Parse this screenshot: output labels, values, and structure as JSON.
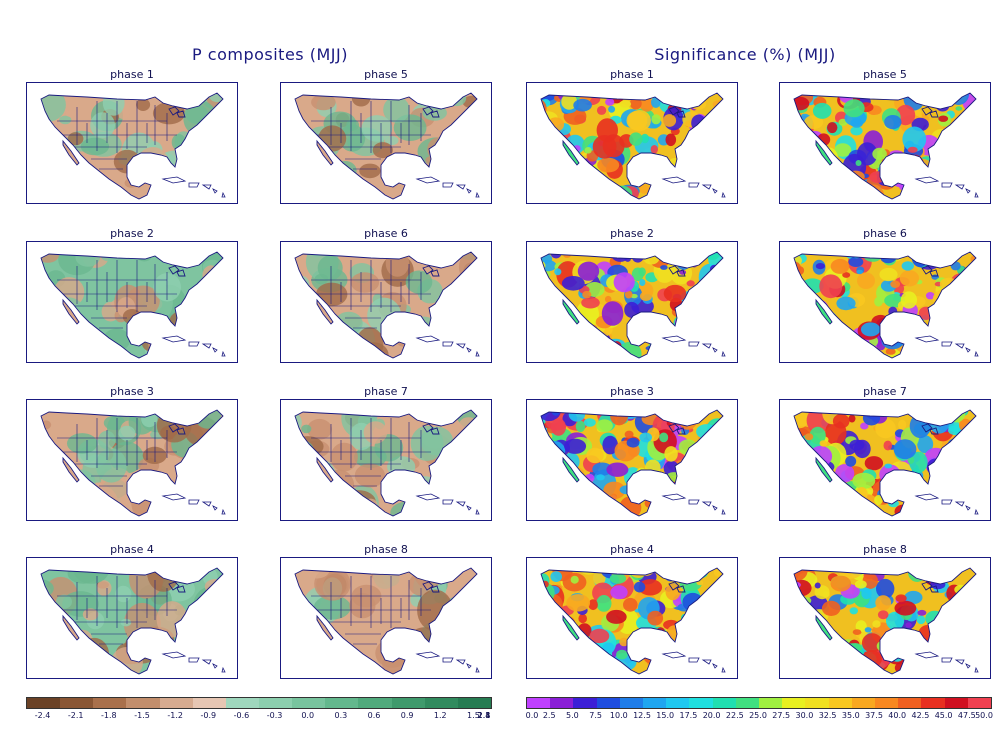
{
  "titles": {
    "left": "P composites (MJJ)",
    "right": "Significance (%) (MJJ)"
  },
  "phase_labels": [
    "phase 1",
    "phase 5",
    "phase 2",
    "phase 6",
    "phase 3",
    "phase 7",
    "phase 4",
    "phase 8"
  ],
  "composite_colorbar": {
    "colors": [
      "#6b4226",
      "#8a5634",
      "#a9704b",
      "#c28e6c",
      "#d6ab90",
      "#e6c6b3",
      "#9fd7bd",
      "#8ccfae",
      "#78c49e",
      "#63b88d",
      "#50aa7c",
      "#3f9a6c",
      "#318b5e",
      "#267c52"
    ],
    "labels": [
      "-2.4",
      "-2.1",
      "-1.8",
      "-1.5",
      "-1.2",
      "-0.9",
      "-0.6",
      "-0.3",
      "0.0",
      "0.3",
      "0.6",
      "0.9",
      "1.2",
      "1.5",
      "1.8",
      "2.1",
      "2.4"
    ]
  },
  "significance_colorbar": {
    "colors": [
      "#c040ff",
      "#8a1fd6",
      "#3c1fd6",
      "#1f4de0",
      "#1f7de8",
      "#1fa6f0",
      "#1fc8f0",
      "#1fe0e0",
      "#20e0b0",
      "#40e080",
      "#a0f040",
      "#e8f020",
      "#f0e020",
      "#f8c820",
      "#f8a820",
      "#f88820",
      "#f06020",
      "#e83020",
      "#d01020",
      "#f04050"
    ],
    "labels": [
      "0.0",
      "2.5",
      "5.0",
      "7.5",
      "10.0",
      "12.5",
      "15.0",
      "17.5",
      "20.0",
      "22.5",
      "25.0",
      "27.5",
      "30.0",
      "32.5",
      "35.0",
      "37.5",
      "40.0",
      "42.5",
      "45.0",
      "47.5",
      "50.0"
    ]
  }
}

────────────────────

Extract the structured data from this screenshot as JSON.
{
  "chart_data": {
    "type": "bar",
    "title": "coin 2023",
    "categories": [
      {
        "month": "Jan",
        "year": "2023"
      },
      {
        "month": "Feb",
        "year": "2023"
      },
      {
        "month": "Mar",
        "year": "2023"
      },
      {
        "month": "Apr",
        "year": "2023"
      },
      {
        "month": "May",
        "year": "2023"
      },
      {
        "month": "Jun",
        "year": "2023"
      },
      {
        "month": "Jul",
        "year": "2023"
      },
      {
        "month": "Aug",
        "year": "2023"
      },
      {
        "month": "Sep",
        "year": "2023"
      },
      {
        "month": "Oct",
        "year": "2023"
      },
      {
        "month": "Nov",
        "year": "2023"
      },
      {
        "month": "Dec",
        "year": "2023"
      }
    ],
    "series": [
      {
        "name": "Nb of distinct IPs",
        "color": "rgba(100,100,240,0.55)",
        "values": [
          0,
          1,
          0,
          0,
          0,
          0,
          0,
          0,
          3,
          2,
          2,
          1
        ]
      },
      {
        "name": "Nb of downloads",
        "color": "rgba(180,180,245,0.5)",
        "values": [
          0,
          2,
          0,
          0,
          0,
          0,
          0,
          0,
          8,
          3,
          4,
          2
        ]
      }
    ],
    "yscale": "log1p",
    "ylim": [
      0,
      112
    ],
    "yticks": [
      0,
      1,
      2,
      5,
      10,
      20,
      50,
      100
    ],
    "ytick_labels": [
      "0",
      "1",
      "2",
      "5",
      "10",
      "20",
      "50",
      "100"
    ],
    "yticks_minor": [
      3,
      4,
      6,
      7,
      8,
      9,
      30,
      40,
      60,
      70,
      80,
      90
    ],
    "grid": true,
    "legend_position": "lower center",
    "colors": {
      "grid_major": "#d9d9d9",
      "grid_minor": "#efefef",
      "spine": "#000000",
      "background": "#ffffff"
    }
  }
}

────────────────────

> **THE REQUEST**: Examine the data above and state how many of its lines contain the word "screenshot", with no further remarks.

> **THE REPLY**: 2